• EXERCISE DESCRIPTION
A faithful transcription of all the data is required.

• Records about charts and figures
"""

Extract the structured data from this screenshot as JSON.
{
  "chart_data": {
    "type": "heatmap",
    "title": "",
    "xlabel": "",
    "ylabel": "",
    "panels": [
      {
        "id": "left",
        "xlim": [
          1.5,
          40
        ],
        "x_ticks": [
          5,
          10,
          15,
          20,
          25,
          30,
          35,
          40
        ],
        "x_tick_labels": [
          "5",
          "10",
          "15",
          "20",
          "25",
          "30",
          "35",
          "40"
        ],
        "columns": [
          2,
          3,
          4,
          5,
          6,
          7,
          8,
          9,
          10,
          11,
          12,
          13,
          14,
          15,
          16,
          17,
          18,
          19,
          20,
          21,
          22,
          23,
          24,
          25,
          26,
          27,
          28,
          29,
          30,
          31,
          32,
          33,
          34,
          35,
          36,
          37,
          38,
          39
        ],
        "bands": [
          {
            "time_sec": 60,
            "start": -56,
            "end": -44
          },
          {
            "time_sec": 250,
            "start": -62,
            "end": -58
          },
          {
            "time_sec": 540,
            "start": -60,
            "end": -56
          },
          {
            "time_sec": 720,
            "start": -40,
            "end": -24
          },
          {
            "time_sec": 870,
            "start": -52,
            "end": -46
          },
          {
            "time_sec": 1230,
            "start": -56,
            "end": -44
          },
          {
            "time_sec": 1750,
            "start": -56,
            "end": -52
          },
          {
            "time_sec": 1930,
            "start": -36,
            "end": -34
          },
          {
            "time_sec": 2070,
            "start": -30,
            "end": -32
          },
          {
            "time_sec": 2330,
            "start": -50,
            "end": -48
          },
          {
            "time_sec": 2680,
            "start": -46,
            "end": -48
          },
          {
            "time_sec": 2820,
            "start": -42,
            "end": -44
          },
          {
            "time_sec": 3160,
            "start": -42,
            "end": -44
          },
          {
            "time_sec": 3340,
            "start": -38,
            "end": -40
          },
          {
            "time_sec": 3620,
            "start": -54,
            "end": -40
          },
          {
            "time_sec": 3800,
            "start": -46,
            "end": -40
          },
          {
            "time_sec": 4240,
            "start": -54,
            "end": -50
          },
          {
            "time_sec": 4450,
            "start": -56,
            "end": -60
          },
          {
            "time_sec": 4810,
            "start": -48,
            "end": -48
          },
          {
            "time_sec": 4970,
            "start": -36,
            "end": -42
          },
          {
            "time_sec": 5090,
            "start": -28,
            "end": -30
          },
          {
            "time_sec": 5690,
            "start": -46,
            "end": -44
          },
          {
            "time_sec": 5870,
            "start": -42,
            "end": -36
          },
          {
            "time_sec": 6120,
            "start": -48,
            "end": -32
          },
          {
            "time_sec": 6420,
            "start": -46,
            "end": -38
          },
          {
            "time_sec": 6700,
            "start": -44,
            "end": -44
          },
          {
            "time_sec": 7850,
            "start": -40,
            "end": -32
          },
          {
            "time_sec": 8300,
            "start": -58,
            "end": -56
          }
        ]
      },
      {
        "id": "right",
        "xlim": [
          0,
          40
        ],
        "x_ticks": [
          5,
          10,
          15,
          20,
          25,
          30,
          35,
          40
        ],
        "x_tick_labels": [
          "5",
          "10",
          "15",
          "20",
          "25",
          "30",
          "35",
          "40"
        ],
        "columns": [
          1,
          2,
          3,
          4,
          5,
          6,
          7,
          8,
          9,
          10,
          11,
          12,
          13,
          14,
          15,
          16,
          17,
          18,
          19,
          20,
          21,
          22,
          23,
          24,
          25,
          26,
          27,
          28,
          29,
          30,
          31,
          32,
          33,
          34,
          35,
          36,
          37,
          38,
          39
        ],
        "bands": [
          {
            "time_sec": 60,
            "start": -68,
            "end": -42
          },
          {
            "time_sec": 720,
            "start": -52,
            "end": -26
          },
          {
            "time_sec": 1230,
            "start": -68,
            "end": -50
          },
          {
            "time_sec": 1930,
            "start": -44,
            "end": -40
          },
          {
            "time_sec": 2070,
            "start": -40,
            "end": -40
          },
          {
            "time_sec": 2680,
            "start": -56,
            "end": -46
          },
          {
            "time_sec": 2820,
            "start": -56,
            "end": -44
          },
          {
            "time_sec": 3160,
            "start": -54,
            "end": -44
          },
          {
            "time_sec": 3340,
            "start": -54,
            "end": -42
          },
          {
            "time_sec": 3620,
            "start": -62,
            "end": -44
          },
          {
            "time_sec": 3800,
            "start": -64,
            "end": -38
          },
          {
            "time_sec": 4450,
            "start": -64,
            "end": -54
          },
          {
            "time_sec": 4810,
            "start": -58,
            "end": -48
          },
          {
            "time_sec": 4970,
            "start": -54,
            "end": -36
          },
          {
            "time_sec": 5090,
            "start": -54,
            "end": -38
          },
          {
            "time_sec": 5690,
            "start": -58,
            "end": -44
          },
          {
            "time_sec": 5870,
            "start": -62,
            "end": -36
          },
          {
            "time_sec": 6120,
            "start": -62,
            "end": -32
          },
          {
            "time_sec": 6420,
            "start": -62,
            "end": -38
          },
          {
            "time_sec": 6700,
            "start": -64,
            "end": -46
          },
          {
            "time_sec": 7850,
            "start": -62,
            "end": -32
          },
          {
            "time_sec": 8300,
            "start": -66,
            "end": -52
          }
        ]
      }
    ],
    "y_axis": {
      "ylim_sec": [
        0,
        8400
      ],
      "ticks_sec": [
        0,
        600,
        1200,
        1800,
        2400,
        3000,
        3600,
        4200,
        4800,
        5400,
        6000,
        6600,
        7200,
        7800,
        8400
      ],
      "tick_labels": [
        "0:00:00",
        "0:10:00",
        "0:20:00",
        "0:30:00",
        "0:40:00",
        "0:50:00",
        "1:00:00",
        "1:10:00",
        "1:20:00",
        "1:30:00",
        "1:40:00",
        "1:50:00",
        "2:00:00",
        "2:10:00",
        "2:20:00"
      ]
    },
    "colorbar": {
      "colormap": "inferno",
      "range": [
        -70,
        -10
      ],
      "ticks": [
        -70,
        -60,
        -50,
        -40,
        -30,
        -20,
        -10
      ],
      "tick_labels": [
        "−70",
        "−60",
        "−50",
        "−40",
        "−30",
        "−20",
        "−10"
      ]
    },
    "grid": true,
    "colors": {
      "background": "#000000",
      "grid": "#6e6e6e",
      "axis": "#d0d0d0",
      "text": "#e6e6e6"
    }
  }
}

"""

• TASK OUTPUT
Extract the structured data from this screenshot as JSON.
{
  "chart_data": {
    "type": "heatmap",
    "title": "",
    "xlabel": "",
    "ylabel": "",
    "panels": [
      {
        "id": "left",
        "xlim": [
          1.5,
          40
        ],
        "x_ticks": [
          5,
          10,
          15,
          20,
          25,
          30,
          35,
          40
        ],
        "x_tick_labels": [
          "5",
          "10",
          "15",
          "20",
          "25",
          "30",
          "35",
          "40"
        ],
        "columns": [
          2,
          3,
          4,
          5,
          6,
          7,
          8,
          9,
          10,
          11,
          12,
          13,
          14,
          15,
          16,
          17,
          18,
          19,
          20,
          21,
          22,
          23,
          24,
          25,
          26,
          27,
          28,
          29,
          30,
          31,
          32,
          33,
          34,
          35,
          36,
          37,
          38,
          39
        ],
        "bands": [
          {
            "time_sec": 60,
            "start": -56,
            "end": -44
          },
          {
            "time_sec": 250,
            "start": -62,
            "end": -58
          },
          {
            "time_sec": 540,
            "start": -60,
            "end": -56
          },
          {
            "time_sec": 720,
            "start": -40,
            "end": -24
          },
          {
            "time_sec": 870,
            "start": -52,
            "end": -46
          },
          {
            "time_sec": 1230,
            "start": -56,
            "end": -44
          },
          {
            "time_sec": 1750,
            "start": -56,
            "end": -52
          },
          {
            "time_sec": 1930,
            "start": -36,
            "end": -34
          },
          {
            "time_sec": 2070,
            "start": -30,
            "end": -32
          },
          {
            "time_sec": 2330,
            "start": -50,
            "end": -48
          },
          {
            "time_sec": 2680,
            "start": -46,
            "end": -48
          },
          {
            "time_sec": 2820,
            "start": -42,
            "end": -44
          },
          {
            "time_sec": 3160,
            "start": -42,
            "end": -44
          },
          {
            "time_sec": 3340,
            "start": -38,
            "end": -40
          },
          {
            "time_sec": 3620,
            "start": -54,
            "end": -40
          },
          {
            "time_sec": 3800,
            "start": -46,
            "end": -40
          },
          {
            "time_sec": 4240,
            "start": -54,
            "end": -50
          },
          {
            "time_sec": 4450,
            "start": -56,
            "end": -60
          },
          {
            "time_sec": 4810,
            "start": -48,
            "end": -48
          },
          {
            "time_sec": 4970,
            "start": -36,
            "end": -42
          },
          {
            "time_sec": 5090,
            "start": -28,
            "end": -30
          },
          {
            "time_sec": 5690,
            "start": -46,
            "end": -44
          },
          {
            "time_sec": 5870,
            "start": -42,
            "end": -36
          },
          {
            "time_sec": 6120,
            "start": -48,
            "end": -32
          },
          {
            "time_sec": 6420,
            "start": -46,
            "end": -38
          },
          {
            "time_sec": 6700,
            "start": -44,
            "end": -44
          },
          {
            "time_sec": 7850,
            "start": -40,
            "end": -32
          },
          {
            "time_sec": 8300,
            "start": -58,
            "end": -56
          }
        ]
      },
      {
        "id": "right",
        "xlim": [
          0,
          40
        ],
        "x_ticks": [
          5,
          10,
          15,
          20,
          25,
          30,
          35,
          40
        ],
        "x_tick_labels": [
          "5",
          "10",
          "15",
          "20",
          "25",
          "30",
          "35",
          "40"
        ],
        "columns": [
          1,
          2,
          3,
          4,
          5,
          6,
          7,
          8,
          9,
          10,
          11,
          12,
          13,
          14,
          15,
          16,
          17,
          18,
          19,
          20,
          21,
          22,
          23,
          24,
          25,
          26,
          27,
          28,
          29,
          30,
          31,
          32,
          33,
          34,
          35,
          36,
          37,
          38,
          39
        ],
        "bands": [
          {
            "time_sec": 60,
            "start": -68,
            "end": -42
          },
          {
            "time_sec": 720,
            "start": -52,
            "end": -26
          },
          {
            "time_sec": 1230,
            "start": -68,
            "end": -50
          },
          {
            "time_sec": 1930,
            "start": -44,
            "end": -40
          },
          {
            "time_sec": 2070,
            "start": -40,
            "end": -40
          },
          {
            "time_sec": 2680,
            "start": -56,
            "end": -46
          },
          {
            "time_sec": 2820,
            "start": -56,
            "end": -44
          },
          {
            "time_sec": 3160,
            "start": -54,
            "end": -44
          },
          {
            "time_sec": 3340,
            "start": -54,
            "end": -42
          },
          {
            "time_sec": 3620,
            "start": -62,
            "end": -44
          },
          {
            "time_sec": 3800,
            "start": -64,
            "end": -38
          },
          {
            "time_sec": 4450,
            "start": -64,
            "end": -54
          },
          {
            "time_sec": 4810,
            "start": -58,
            "end": -48
          },
          {
            "time_sec": 4970,
            "start": -54,
            "end": -36
          },
          {
            "time_sec": 5090,
            "start": -54,
            "end": -38
          },
          {
            "time_sec": 5690,
            "start": -58,
            "end": -44
          },
          {
            "time_sec": 5870,
            "start": -62,
            "end": -36
          },
          {
            "time_sec": 6120,
            "start": -62,
            "end": -32
          },
          {
            "time_sec": 6420,
            "start": -62,
            "end": -38
          },
          {
            "time_sec": 6700,
            "start": -64,
            "end": -46
          },
          {
            "time_sec": 7850,
            "start": -62,
            "end": -32
          },
          {
            "time_sec": 8300,
            "start": -66,
            "end": -52
          }
        ]
      }
    ],
    "y_axis": {
      "ylim_sec": [
        0,
        8400
      ],
      "ticks_sec": [
        0,
        600,
        1200,
        1800,
        2400,
        3000,
        3600,
        4200,
        4800,
        5400,
        6000,
        6600,
        7200,
        7800,
        8400
      ],
      "tick_labels": [
        "0:00:00",
        "0:10:00",
        "0:20:00",
        "0:30:00",
        "0:40:00",
        "0:50:00",
        "1:00:00",
        "1:10:00",
        "1:20:00",
        "1:30:00",
        "1:40:00",
        "1:50:00",
        "2:00:00",
        "2:10:00",
        "2:20:00"
      ]
    },
    "colorbar": {
      "colormap": "inferno",
      "range": [
        -70,
        -10
      ],
      "ticks": [
        -70,
        -60,
        -50,
        -40,
        -30,
        -20,
        -10
      ],
      "tick_labels": [
        "−70",
        "−60",
        "−50",
        "−40",
        "−30",
        "−20",
        "−10"
      ]
    },
    "grid": true,
    "colors": {
      "background": "#000000",
      "grid": "#6e6e6e",
      "axis": "#d0d0d0",
      "text": "#e6e6e6"
    }
  }
}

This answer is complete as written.